-- BEGIN INFORMATION PROVIDED --

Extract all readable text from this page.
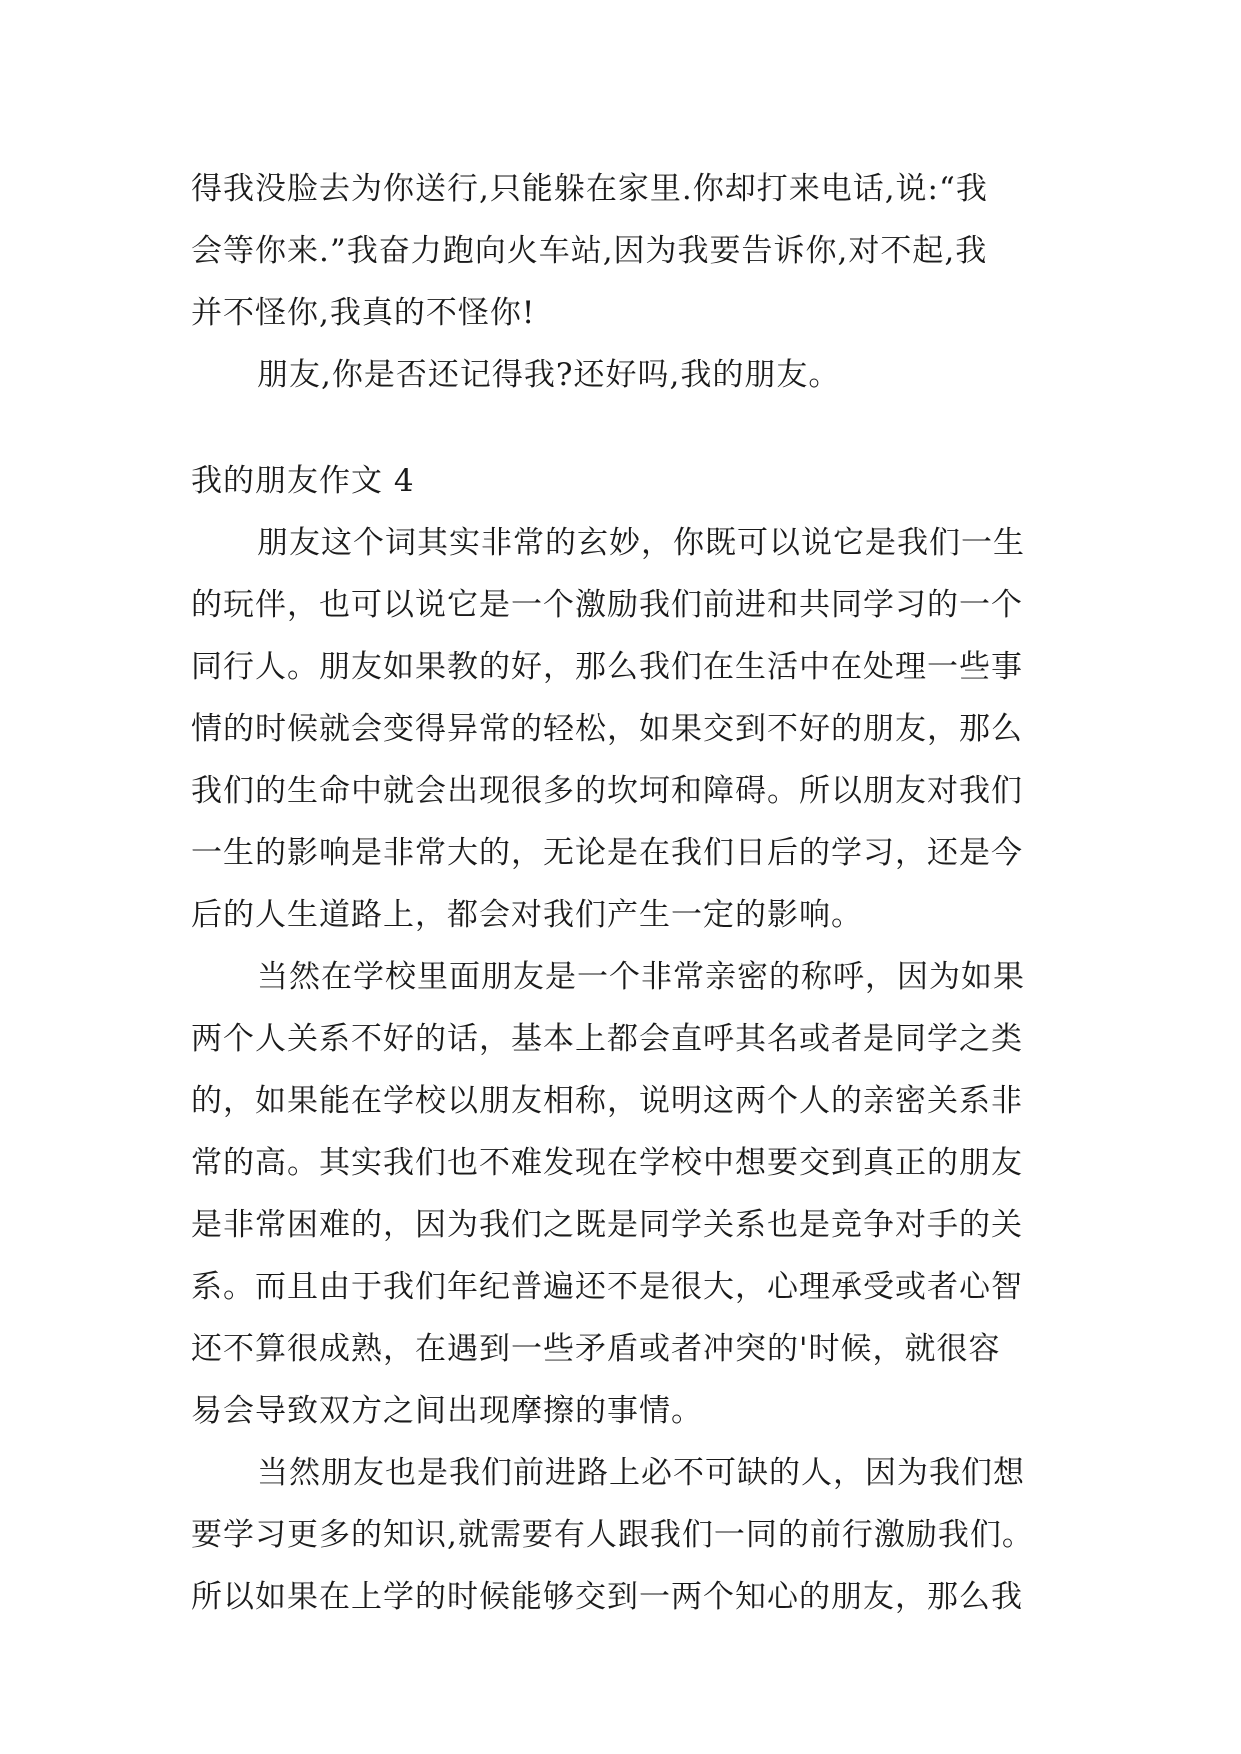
得我没脸去为你送行,只能躲在家里.你却打来电话,说:“我
会等你来.”我奋力跑向火车站,因为我要告诉你,对不起,我
并不怪你,我真的不怪你!

朋友,你是否还记得我?还好吗,我的朋友。

我的朋友作文 4

朋友这个词其实非常的玄妙，你既可以说它是我们一生
的玩伴，也可以说它是一个激励我们前进和共同学习的一个
同行人。朋友如果教的好，那么我们在生活中在处理一些事
情的时候就会变得异常的轻松，如果交到不好的朋友，那么
我们的生命中就会出现很多的坎坷和障碍。所以朋友对我们
一生的影响是非常大的，无论是在我们日后的学习，还是今
后的人生道路上，都会对我们产生一定的影响。

当然在学校里面朋友是一个非常亲密的称呼，因为如果
两个人关系不好的话，基本上都会直呼其名或者是同学之类
的，如果能在学校以朋友相称，说明这两个人的亲密关系非
常的高。其实我们也不难发现在学校中想要交到真正的朋友
是非常困难的，因为我们之既是同学关系也是竞争对手的关
系。而且由于我们年纪普遍还不是很大，心理承受或者心智
还不算很成熟，在遇到一些矛盾或者冲突的'时候，就很容
易会导致双方之间出现摩擦的事情。

当然朋友也是我们前进路上必不可缺的人，因为我们想
要学习更多的知识,就需要有人跟我们一同的前行激励我们。
所以如果在上学的时候能够交到一两个知心的朋友，那么我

-- END INFORMATION PROVIDED --

YOUR OBJECTIVE -
Print the entries above exactly, taking out only the pictures.

REPLY TO THE TASK -
Extract all readable text from this page.
得我没脸去为你送行,只能躲在家里.你却打来电话,说:“我
会等你来.”我奋力跑向火车站,因为我要告诉你,对不起,我
并不怪你,我真的不怪你!

朋友,你是否还记得我?还好吗,我的朋友。

我的朋友作文 4

朋友这个词其实非常的玄妙，你既可以说它是我们一生
的玩伴，也可以说它是一个激励我们前进和共同学习的一个
同行人。朋友如果教的好，那么我们在生活中在处理一些事
情的时候就会变得异常的轻松，如果交到不好的朋友，那么
我们的生命中就会出现很多的坎坷和障碍。所以朋友对我们
一生的影响是非常大的，无论是在我们日后的学习，还是今
后的人生道路上，都会对我们产生一定的影响。

当然在学校里面朋友是一个非常亲密的称呼，因为如果
两个人关系不好的话，基本上都会直呼其名或者是同学之类
的，如果能在学校以朋友相称，说明这两个人的亲密关系非
常的高。其实我们也不难发现在学校中想要交到真正的朋友
是非常困难的，因为我们之既是同学关系也是竞争对手的关
系。而且由于我们年纪普遍还不是很大，心理承受或者心智
还不算很成熟，在遇到一些矛盾或者冲突的'时候，就很容
易会导致双方之间出现摩擦的事情。

当然朋友也是我们前进路上必不可缺的人，因为我们想
要学习更多的知识,就需要有人跟我们一同的前行激励我们。
所以如果在上学的时候能够交到一两个知心的朋友，那么我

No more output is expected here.